Data extract -
********************

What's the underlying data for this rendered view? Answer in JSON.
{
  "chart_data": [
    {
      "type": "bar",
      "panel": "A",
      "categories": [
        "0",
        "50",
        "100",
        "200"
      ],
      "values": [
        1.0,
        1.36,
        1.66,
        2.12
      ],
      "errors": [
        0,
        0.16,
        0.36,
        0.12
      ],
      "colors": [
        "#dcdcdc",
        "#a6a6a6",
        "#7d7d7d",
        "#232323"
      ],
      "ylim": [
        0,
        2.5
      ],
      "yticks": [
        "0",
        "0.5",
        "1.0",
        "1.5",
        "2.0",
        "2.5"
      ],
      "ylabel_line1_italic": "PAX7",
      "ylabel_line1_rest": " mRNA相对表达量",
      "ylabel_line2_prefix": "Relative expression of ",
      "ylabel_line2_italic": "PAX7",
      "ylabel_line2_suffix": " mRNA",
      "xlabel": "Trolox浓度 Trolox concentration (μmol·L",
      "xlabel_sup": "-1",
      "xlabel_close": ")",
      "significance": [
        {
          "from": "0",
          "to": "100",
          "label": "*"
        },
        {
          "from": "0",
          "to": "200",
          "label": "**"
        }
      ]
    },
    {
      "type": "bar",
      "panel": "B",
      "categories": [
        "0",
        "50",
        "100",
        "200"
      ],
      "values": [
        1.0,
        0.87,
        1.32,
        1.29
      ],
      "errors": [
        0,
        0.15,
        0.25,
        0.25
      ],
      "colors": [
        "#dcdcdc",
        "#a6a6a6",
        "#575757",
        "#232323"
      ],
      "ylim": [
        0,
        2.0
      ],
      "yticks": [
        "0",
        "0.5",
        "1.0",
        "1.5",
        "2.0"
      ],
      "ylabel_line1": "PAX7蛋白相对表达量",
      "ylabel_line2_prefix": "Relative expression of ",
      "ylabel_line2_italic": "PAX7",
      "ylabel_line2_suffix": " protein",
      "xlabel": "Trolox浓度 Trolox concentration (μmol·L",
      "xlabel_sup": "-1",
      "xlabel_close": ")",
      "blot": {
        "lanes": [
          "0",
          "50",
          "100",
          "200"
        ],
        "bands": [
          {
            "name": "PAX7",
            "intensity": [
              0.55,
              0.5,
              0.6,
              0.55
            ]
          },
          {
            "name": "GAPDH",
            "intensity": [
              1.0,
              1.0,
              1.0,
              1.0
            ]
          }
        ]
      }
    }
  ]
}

********************

Give every entry back exactly as it was written above.

Response area -
What's the underlying data for this rendered view? Answer in JSON.
{
  "chart_data": [
    {
      "type": "bar",
      "panel": "A",
      "categories": [
        "0",
        "50",
        "100",
        "200"
      ],
      "values": [
        1.0,
        1.36,
        1.66,
        2.12
      ],
      "errors": [
        0,
        0.16,
        0.36,
        0.12
      ],
      "colors": [
        "#dcdcdc",
        "#a6a6a6",
        "#7d7d7d",
        "#232323"
      ],
      "ylim": [
        0,
        2.5
      ],
      "yticks": [
        "0",
        "0.5",
        "1.0",
        "1.5",
        "2.0",
        "2.5"
      ],
      "ylabel_line1_italic": "PAX7",
      "ylabel_line1_rest": " mRNA相对表达量",
      "ylabel_line2_prefix": "Relative expression of ",
      "ylabel_line2_italic": "PAX7",
      "ylabel_line2_suffix": " mRNA",
      "xlabel": "Trolox浓度 Trolox concentration (μmol·L",
      "xlabel_sup": "-1",
      "xlabel_close": ")",
      "significance": [
        {
          "from": "0",
          "to": "100",
          "label": "*"
        },
        {
          "from": "0",
          "to": "200",
          "label": "**"
        }
      ]
    },
    {
      "type": "bar",
      "panel": "B",
      "categories": [
        "0",
        "50",
        "100",
        "200"
      ],
      "values": [
        1.0,
        0.87,
        1.32,
        1.29
      ],
      "errors": [
        0,
        0.15,
        0.25,
        0.25
      ],
      "colors": [
        "#dcdcdc",
        "#a6a6a6",
        "#575757",
        "#232323"
      ],
      "ylim": [
        0,
        2.0
      ],
      "yticks": [
        "0",
        "0.5",
        "1.0",
        "1.5",
        "2.0"
      ],
      "ylabel_line1": "PAX7蛋白相对表达量",
      "ylabel_line2_prefix": "Relative expression of ",
      "ylabel_line2_italic": "PAX7",
      "ylabel_line2_suffix": " protein",
      "xlabel": "Trolox浓度 Trolox concentration (μmol·L",
      "xlabel_sup": "-1",
      "xlabel_close": ")",
      "blot": {
        "lanes": [
          "0",
          "50",
          "100",
          "200"
        ],
        "bands": [
          {
            "name": "PAX7",
            "intensity": [
              0.55,
              0.5,
              0.6,
              0.55
            ]
          },
          {
            "name": "GAPDH",
            "intensity": [
              1.0,
              1.0,
              1.0,
              1.0
            ]
          }
        ]
      }
    }
  ]
}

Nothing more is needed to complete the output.